● **EXCERPTED DATA**:
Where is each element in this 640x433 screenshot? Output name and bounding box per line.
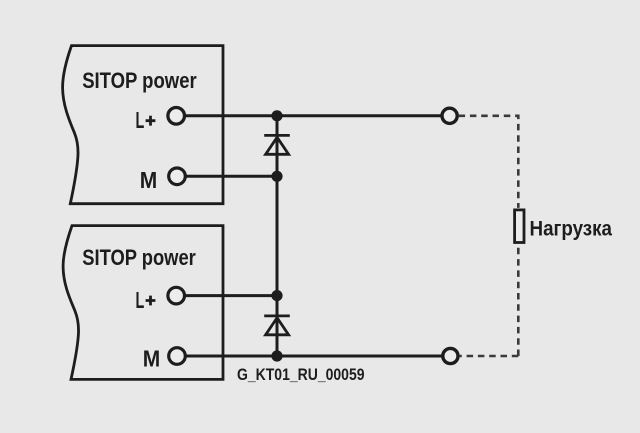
---
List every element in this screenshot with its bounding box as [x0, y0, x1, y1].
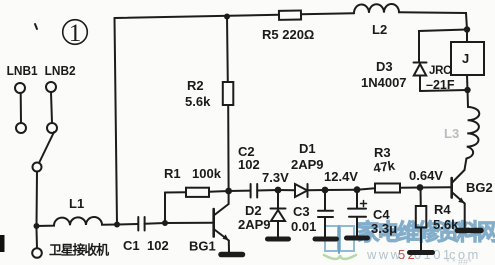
==
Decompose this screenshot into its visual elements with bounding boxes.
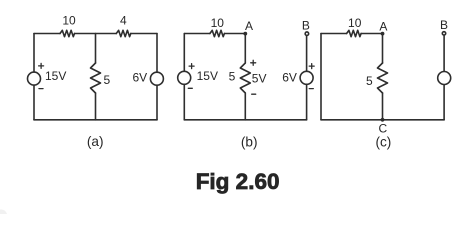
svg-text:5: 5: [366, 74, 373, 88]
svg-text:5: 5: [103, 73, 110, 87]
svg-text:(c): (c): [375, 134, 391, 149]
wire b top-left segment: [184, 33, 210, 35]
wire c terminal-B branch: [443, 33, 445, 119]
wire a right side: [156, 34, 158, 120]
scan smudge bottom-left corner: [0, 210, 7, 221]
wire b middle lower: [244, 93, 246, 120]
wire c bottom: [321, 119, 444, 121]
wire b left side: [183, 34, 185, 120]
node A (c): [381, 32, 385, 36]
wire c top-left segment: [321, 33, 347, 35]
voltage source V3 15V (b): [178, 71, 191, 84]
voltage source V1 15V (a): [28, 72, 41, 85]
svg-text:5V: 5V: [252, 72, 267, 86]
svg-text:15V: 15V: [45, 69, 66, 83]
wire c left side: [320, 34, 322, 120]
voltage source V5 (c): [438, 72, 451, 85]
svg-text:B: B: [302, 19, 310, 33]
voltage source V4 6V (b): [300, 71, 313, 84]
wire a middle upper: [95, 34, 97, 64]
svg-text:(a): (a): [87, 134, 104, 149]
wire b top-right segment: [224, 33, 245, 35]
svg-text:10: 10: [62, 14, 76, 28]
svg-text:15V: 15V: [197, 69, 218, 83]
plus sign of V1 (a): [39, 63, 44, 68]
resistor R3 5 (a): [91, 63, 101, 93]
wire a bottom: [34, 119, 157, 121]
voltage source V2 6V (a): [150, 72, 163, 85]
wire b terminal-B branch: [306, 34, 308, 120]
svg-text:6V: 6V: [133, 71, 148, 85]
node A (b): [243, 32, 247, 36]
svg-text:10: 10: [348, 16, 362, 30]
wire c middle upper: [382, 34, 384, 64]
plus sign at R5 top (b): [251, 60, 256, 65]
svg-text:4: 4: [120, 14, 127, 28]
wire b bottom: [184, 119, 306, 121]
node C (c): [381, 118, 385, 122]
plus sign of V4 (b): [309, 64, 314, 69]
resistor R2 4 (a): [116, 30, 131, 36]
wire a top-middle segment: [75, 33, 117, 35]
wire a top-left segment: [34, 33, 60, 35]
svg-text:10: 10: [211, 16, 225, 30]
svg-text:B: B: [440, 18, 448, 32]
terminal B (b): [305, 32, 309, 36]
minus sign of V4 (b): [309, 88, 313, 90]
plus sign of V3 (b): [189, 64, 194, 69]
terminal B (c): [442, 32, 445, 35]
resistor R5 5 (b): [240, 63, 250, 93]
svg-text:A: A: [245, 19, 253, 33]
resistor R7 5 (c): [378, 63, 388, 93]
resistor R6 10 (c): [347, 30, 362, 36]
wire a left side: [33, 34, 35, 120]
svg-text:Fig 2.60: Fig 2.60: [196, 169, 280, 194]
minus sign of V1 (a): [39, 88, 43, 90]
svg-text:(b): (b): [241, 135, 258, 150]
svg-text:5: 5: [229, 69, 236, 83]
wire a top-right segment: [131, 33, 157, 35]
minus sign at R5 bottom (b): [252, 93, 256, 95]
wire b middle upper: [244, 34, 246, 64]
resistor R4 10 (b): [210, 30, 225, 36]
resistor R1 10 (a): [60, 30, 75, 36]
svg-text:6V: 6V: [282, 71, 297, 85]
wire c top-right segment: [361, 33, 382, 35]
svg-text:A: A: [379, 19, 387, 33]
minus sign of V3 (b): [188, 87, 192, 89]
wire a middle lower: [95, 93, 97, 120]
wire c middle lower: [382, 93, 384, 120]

● **EXERCISE DIRECTIONS**:
Filter the records above to every line that contains the string "left", and copy each matching line in full.

● **RIGHT ANSWER**:
wire b top-left segment: [184, 33, 210, 35]
scan smudge bottom-left corner: [0, 210, 7, 221]
wire b left side: [183, 34, 185, 120]
wire c top-left segment: [321, 33, 347, 35]
wire c left side: [320, 34, 322, 120]
wire a top-left segment: [34, 33, 60, 35]
wire a left side: [33, 34, 35, 120]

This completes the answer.